Stored data
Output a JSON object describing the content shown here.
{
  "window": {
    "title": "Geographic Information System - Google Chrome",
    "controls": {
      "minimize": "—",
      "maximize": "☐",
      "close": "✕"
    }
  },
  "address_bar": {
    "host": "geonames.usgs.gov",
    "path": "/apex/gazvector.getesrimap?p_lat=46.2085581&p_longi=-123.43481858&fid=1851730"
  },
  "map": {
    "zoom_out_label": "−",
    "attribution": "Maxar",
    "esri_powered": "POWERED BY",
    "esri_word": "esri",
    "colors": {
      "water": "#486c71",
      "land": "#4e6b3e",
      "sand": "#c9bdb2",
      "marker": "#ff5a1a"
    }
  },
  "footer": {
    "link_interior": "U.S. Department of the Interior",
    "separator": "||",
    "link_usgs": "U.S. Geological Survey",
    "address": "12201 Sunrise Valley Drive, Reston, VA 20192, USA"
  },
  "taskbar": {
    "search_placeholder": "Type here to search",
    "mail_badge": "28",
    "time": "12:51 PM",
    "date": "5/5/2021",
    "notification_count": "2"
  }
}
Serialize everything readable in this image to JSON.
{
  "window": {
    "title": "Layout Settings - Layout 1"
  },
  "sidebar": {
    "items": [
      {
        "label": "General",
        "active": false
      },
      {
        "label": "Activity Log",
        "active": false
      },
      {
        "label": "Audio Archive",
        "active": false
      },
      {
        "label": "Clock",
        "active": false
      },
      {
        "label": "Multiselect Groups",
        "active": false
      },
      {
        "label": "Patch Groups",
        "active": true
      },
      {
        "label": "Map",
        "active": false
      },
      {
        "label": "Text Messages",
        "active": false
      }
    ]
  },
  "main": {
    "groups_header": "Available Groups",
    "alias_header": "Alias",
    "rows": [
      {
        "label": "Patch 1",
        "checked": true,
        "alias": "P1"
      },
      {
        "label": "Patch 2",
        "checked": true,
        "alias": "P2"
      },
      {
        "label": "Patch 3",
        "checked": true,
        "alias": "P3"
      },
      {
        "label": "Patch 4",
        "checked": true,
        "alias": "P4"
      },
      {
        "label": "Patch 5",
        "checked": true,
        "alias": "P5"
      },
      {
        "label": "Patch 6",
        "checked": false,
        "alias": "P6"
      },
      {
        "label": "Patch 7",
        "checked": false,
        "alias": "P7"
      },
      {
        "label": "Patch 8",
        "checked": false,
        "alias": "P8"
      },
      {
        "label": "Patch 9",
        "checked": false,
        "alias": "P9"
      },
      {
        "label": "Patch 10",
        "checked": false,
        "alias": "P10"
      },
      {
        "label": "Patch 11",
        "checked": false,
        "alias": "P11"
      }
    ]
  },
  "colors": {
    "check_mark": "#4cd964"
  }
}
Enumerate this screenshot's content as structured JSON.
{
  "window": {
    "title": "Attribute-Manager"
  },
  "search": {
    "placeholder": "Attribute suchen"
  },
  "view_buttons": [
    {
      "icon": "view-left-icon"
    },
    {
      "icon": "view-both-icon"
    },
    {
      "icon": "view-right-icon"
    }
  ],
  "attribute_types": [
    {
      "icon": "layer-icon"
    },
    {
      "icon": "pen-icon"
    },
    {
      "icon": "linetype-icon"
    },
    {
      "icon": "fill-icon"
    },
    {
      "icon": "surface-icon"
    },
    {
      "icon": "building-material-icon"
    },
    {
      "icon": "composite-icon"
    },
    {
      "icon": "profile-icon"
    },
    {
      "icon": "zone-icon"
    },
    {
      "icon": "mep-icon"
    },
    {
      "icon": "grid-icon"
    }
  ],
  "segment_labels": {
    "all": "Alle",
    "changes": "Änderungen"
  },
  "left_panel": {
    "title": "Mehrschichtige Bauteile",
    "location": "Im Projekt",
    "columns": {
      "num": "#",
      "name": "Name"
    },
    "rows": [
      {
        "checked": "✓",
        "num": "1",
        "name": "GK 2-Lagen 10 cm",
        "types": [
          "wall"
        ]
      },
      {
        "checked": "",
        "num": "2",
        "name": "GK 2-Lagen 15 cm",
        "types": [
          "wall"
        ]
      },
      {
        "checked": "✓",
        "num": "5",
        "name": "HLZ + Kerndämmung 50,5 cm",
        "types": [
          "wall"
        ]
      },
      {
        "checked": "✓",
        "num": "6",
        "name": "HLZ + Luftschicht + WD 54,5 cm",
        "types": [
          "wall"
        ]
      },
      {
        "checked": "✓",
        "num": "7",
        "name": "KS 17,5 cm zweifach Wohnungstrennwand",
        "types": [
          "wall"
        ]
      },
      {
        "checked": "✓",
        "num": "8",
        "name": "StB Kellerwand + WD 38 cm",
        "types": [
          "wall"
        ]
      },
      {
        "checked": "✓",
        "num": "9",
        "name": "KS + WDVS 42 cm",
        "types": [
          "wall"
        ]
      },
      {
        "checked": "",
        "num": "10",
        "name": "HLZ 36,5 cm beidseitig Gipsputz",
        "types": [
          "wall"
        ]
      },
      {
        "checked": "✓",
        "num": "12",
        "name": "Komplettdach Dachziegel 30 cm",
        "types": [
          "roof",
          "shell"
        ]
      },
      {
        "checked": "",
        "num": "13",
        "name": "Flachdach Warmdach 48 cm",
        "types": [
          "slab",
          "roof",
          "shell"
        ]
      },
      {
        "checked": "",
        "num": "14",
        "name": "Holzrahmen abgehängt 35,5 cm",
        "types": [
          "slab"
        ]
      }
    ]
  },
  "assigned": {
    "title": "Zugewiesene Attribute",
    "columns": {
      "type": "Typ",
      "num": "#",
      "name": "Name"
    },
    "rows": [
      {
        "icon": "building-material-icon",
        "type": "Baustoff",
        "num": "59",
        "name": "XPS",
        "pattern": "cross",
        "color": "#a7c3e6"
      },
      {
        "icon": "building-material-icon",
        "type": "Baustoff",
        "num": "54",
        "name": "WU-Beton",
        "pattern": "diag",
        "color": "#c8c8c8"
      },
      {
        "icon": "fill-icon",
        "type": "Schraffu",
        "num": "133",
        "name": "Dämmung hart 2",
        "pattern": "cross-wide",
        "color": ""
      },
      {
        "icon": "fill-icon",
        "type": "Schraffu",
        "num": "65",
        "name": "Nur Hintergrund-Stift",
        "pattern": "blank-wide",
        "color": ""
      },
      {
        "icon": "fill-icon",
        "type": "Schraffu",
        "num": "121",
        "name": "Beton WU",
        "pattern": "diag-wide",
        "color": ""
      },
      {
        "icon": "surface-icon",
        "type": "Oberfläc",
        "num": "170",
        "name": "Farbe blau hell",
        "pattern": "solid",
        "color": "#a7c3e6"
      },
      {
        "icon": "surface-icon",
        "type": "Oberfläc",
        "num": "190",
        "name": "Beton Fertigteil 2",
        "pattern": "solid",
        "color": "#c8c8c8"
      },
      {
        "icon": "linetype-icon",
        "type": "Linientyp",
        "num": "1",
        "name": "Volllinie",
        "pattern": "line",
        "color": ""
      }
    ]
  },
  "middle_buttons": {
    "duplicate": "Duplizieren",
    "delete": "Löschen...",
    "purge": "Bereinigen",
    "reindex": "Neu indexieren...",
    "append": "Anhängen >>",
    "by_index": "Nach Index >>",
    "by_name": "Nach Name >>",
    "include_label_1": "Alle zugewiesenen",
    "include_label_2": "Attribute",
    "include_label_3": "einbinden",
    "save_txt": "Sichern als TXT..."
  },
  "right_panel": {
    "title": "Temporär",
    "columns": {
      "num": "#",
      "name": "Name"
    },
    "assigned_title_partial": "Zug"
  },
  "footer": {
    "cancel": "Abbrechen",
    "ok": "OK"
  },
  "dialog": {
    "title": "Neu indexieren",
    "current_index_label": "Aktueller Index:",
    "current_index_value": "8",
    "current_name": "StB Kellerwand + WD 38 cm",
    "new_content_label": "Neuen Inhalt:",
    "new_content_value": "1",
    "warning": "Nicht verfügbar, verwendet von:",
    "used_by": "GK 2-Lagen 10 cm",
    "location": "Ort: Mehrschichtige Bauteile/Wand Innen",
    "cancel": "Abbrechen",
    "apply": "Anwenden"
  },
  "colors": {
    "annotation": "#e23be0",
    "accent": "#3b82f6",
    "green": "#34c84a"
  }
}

> TO DO
The required output is the number of lines containing the word "search", and nothing besides.

> OUTPUT OF THE EXERCISE
2